Aim of the task
Print the entries verbatim, leaving out the images they contain.

───── Exercise material ─────

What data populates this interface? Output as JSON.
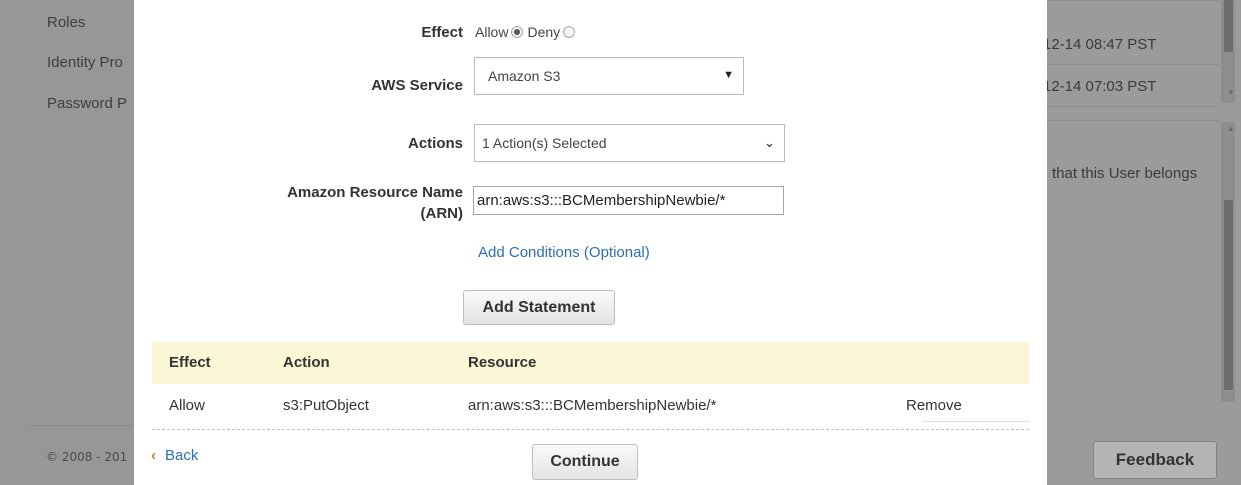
{
  "background": {
    "nav_items": [
      "Roles",
      "Identity Pro",
      "Password P"
    ],
    "copyright": "© 2008 - 201",
    "timestamps": [
      "12-14 08:47 PST",
      "12-14 07:03 PST"
    ],
    "note": "that this User belongs",
    "feedback_label": "Feedback"
  },
  "form": {
    "effect_label": "Effect",
    "effect_allow": "Allow",
    "effect_deny": "Deny",
    "effect_selected": "Allow",
    "service_label": "AWS Service",
    "service_value": "Amazon S3",
    "actions_label": "Actions",
    "actions_value": "1 Action(s) Selected",
    "arn_label_1": "Amazon Resource Name",
    "arn_label_2": "(ARN)",
    "arn_value": "arn:aws:s3:::BCMembershipNewbie/*",
    "add_conditions_link": "Add Conditions (Optional)",
    "add_statement_label": "Add Statement"
  },
  "statements": {
    "columns": [
      "Effect",
      "Action",
      "Resource"
    ],
    "rows": [
      {
        "effect": "Allow",
        "action": "s3:PutObject",
        "resource": "arn:aws:s3:::BCMembershipNewbie/*",
        "remove": "Remove"
      }
    ]
  },
  "footer": {
    "back_icon": "‹",
    "back_label": "Back",
    "continue_label": "Continue"
  },
  "colors": {
    "link": "#2c6fb4",
    "table_header_bg": "#fbf7d6",
    "overlay": "#9a9a9a"
  }
}
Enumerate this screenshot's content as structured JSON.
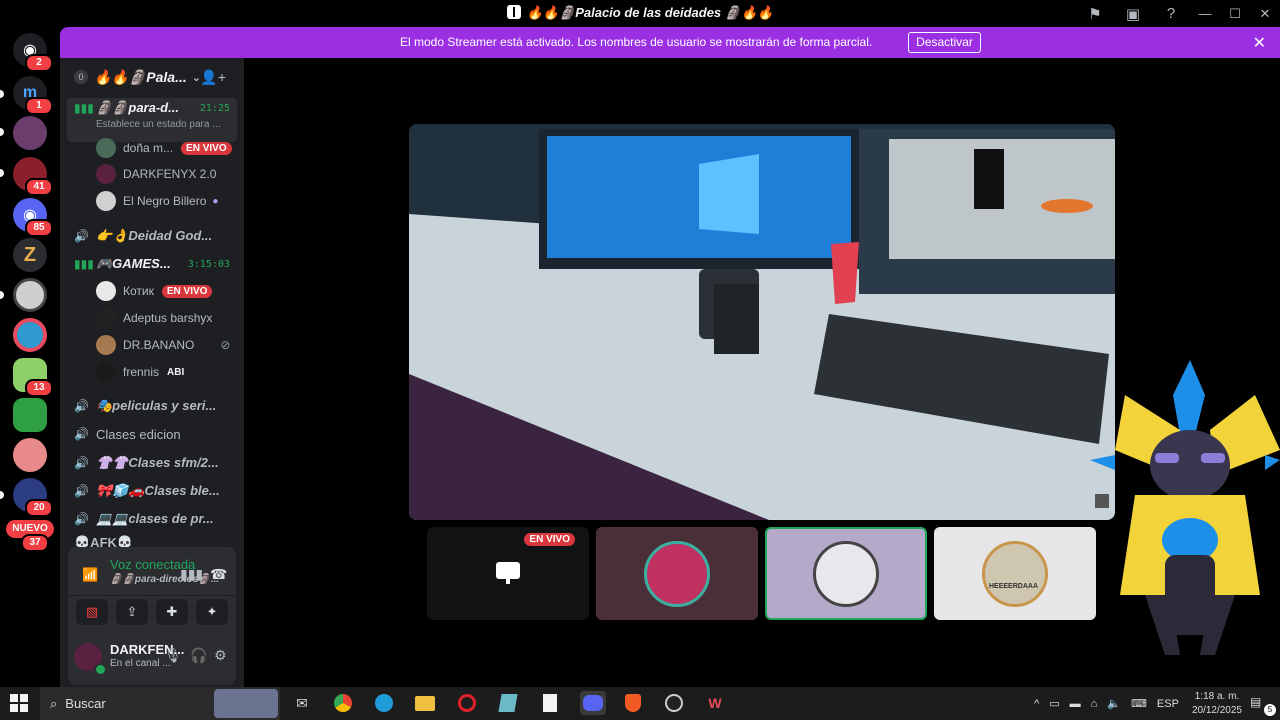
{
  "window": {
    "title": "🔥🔥🗿Palacio de las deidades 🗿🔥🔥",
    "icons": [
      "inbox-flag-icon",
      "screen-share-alert-icon",
      "help-icon"
    ],
    "controls": [
      "—",
      "☐",
      "✕"
    ]
  },
  "rail": {
    "servers": [
      {
        "name": "discord-home",
        "badge": "2",
        "color": "#1e1f22",
        "glyph": "D"
      },
      {
        "name": "server-m",
        "badge": "1",
        "color": "#1e1f22",
        "glyph": "m"
      },
      {
        "name": "server-purple",
        "badge": "",
        "color": "#6a3d6d",
        "glyph": ""
      },
      {
        "name": "server-red",
        "badge": "41",
        "color": "#8c1f2c",
        "glyph": ""
      },
      {
        "name": "server-discord",
        "badge": "85",
        "color": "#5865f2",
        "glyph": "D"
      },
      {
        "name": "server-z",
        "badge": "",
        "color": "#2b2d31",
        "glyph": "Z"
      },
      {
        "name": "server-bw",
        "badge": "",
        "color": "#cfcfcf",
        "glyph": ""
      },
      {
        "name": "server-ring",
        "badge": "",
        "color": "#2e9ad0",
        "glyph": ""
      },
      {
        "name": "server-anime",
        "badge": "13",
        "color": "#8fcf6a",
        "glyph": ""
      },
      {
        "name": "server-yellow",
        "badge": "",
        "color": "#2ea043",
        "glyph": ""
      },
      {
        "name": "server-pink",
        "badge": "",
        "color": "#e88a8a",
        "glyph": ""
      },
      {
        "name": "server-blue",
        "badge": "20",
        "color": "#2c3c80",
        "glyph": ""
      }
    ],
    "nuevo_label": "NUEVO",
    "nuevo_badge": "37"
  },
  "banner": {
    "message": "El modo Streamer está activado. Los nombres de usuario se mostrarán de forma parcial.",
    "button": "Desactivar"
  },
  "guild": {
    "count": "0",
    "name": "🔥🔥🗿Pala..."
  },
  "channels": {
    "c1": {
      "name": "🗿🗿para-d...",
      "time": "21:25",
      "status": "Establece un estado para ..."
    },
    "c1_users": [
      {
        "name": "doña m...",
        "live": "EN VIVO"
      },
      {
        "name": "DARKFENYX 2.0",
        "live": ""
      },
      {
        "name": "El Negro Billero",
        "live": ""
      }
    ],
    "c2": "👉👌Deidad God...",
    "c3": {
      "name": "🎮GAMES...",
      "time": "3:15:03"
    },
    "c3_users": [
      {
        "name": "Котик",
        "live": "EN VIVO"
      },
      {
        "name": "Adeptus barshyx",
        "live": ""
      },
      {
        "name": "DR.BANANO",
        "live": ""
      },
      {
        "name": "frennis",
        "live": "ABI"
      }
    ],
    "c4": "🎭peliculas y seri...",
    "c5": "Clases edicion",
    "c6": "👚👚Clases sfm/2...",
    "c7": "🎀🧊🚗Clases ble...",
    "c8": "💻💻clases de pr...",
    "c9": "💀AFK💀"
  },
  "voice": {
    "title": "Voz conectada",
    "channel": "🗿🗿para-directos🗿..."
  },
  "me": {
    "name": "DARKFEN...",
    "status": "En el canal ..."
  },
  "stage": {
    "live_label": "EN VIVO",
    "tile4_caption": "HEEEERDAAA"
  },
  "taskbar": {
    "search": "Buscar",
    "lang": "ESP",
    "time": "1:18 a. m.",
    "date": "20/12/2025",
    "notifications": "5"
  }
}
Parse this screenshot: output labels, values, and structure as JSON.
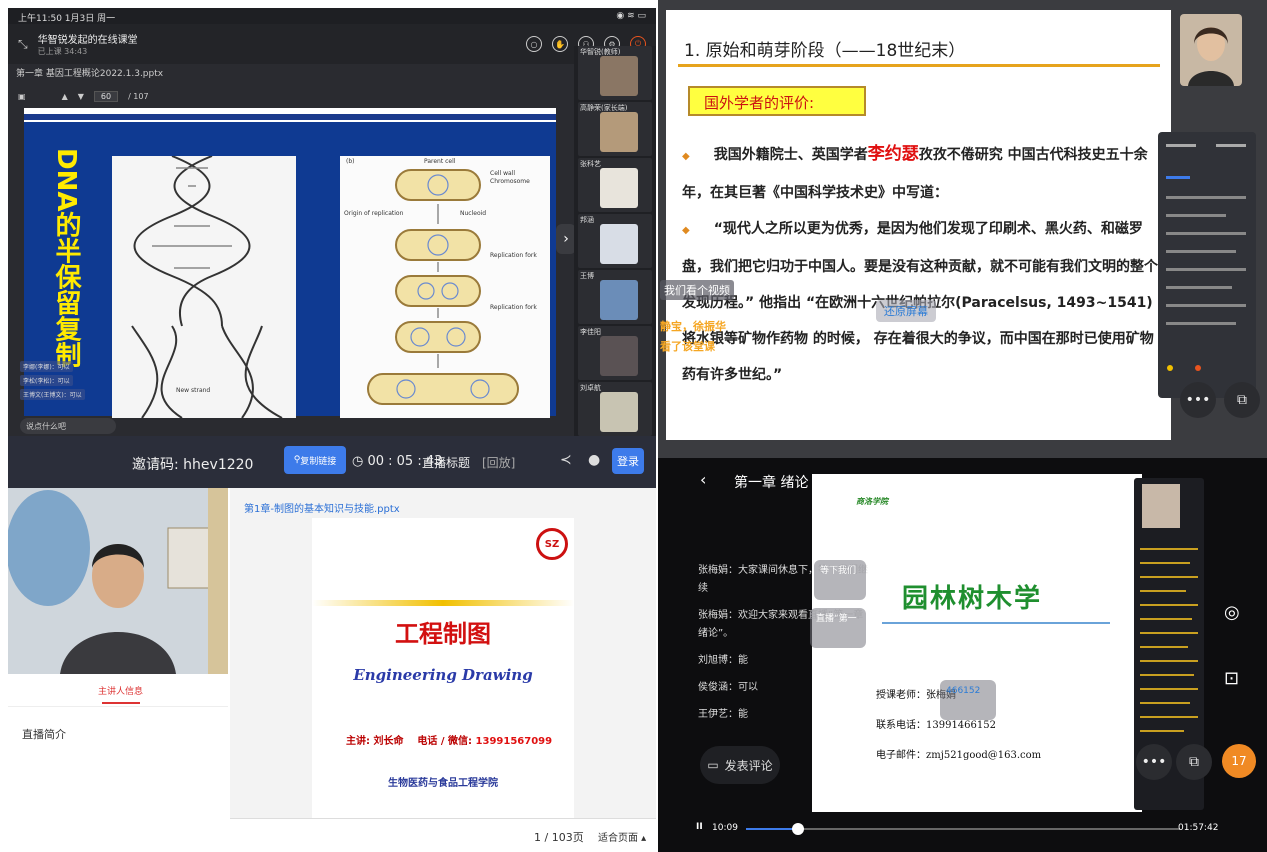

─────

Answer to this task
What data populates this interface? Output as JSON.
{
  "background": {
    "nav_items": [
      "Roles",
      "Identity Pro",
      "Password P"
    ],
    "copyright": "© 2008 - 201",
    "timestamps": [
      "12-14 08:47 PST",
      "12-14 07:03 PST"
    ],
    "note": "that this User belongs",
    "feedback_label": "Feedback"
  },
  "form": {
    "effect_label": "Effect",
    "effect_allow": "Allow",
    "effect_deny": "Deny",
    "effect_selected": "Allow",
    "service_label": "AWS Service",
    "service_value": "Amazon S3",
    "actions_label": "Actions",
    "actions_value": "1 Action(s) Selected",
    "arn_label_1": "Amazon Resource Name",
    "arn_label_2": "(ARN)",
    "arn_value": "arn:aws:s3:::BCMembershipNewbie/*",
    "add_conditions_link": "Add Conditions (Optional)",
    "add_statement_label": "Add Statement"
  },
  "statements": {
    "columns": [
      "Effect",
      "Action",
      "Resource"
    ],
    "rows": [
      {
        "effect": "Allow",
        "action": "s3:PutObject",
        "resource": "arn:aws:s3:::BCMembershipNewbie/*",
        "remove": "Remove"
      }
    ]
  },
  "footer": {
    "back_icon": "‹",
    "back_label": "Back",
    "continue_label": "Continue"
  },
  "colors": {
    "link": "#2c6fb4",
    "table_header_bg": "#fbf7d6",
    "overlay": "#9a9a9a"
  }
}
Enumerate this screenshot's content as structured JSON.
{
  "window": {
    "title": "🔥🔥🗿Palacio de las deidades 🗿🔥🔥",
    "icons": [
      "inbox-flag-icon",
      "screen-share-alert-icon",
      "help-icon"
    ],
    "controls": [
      "—",
      "☐",
      "✕"
    ]
  },
  "rail": {
    "servers": [
      {
        "name": "discord-home",
        "badge": "2",
        "color": "#1e1f22",
        "glyph": "D"
      },
      {
        "name": "server-m",
        "badge": "1",
        "color": "#1e1f22",
        "glyph": "m"
      },
      {
        "name": "server-purple",
        "badge": "",
        "color": "#6a3d6d",
        "glyph": ""
      },
      {
        "name": "server-red",
        "badge": "41",
        "color": "#8c1f2c",
        "glyph": ""
      },
      {
        "name": "server-discord",
        "badge": "85",
        "color": "#5865f2",
        "glyph": "D"
      },
      {
        "name": "server-z",
        "badge": "",
        "color": "#2b2d31",
        "glyph": "Z"
      },
      {
        "name": "server-bw",
        "badge": "",
        "color": "#cfcfcf",
        "glyph": ""
      },
      {
        "name": "server-ring",
        "badge": "",
        "color": "#2e9ad0",
        "glyph": ""
      },
      {
        "name": "server-anime",
        "badge": "13",
        "color": "#8fcf6a",
        "glyph": ""
      },
      {
        "name": "server-yellow",
        "badge": "",
        "color": "#2ea043",
        "glyph": ""
      },
      {
        "name": "server-pink",
        "badge": "",
        "color": "#e88a8a",
        "glyph": ""
      },
      {
        "name": "server-blue",
        "badge": "20",
        "color": "#2c3c80",
        "glyph": ""
      }
    ],
    "nuevo_label": "NUEVO",
    "nuevo_badge": "37"
  },
  "banner": {
    "message": "El modo Streamer está activado. Los nombres de usuario se mostrarán de forma parcial.",
    "button": "Desactivar"
  },
  "guild": {
    "count": "0",
    "name": "🔥🔥🗿Pala..."
  },
  "channels": {
    "c1": {
      "name": "🗿🗿para-d...",
      "time": "21:25",
      "status": "Establece un estado para ..."
    },
    "c1_users": [
      {
        "name": "doña m...",
        "live": "EN VIVO"
      },
      {
        "name": "DARKFENYX 2.0",
        "live": ""
      },
      {
        "name": "El Negro Billero",
        "live": ""
      }
    ],
    "c2": "👉👌Deidad God...",
    "c3": {
      "name": "🎮GAMES...",
      "time": "3:15:03"
    },
    "c3_users": [
      {
        "name": "Котик",
        "live": "EN VIVO"
      },
      {
        "name": "Adeptus barshyx",
        "live": ""
      },
      {
        "name": "DR.BANANO",
        "live": ""
      },
      {
        "name": "frennis",
        "live": "ABI"
      }
    ],
    "c4": "🎭peliculas y seri...",
    "c5": "Clases edicion",
    "c6": "👚👚Clases sfm/2...",
    "c7": "🎀🧊🚗Clases ble...",
    "c8": "💻💻clases de pr...",
    "c9": "💀AFK💀"
  },
  "voice": {
    "title": "Voz conectada",
    "channel": "🗿🗿para-directos🗿..."
  },
  "me": {
    "name": "DARKFEN...",
    "status": "En el canal ..."
  },
  "stage": {
    "live_label": "EN VIVO",
    "tile4_caption": "HEEEERDAAA"
  },
  "taskbar": {
    "search": "Buscar",
    "lang": "ESP",
    "time": "1:18 a. m.",
    "date": "20/12/2025",
    "notifications": "5"
  }
}
Parse this screenshot: output labels, values, and structure as JSON.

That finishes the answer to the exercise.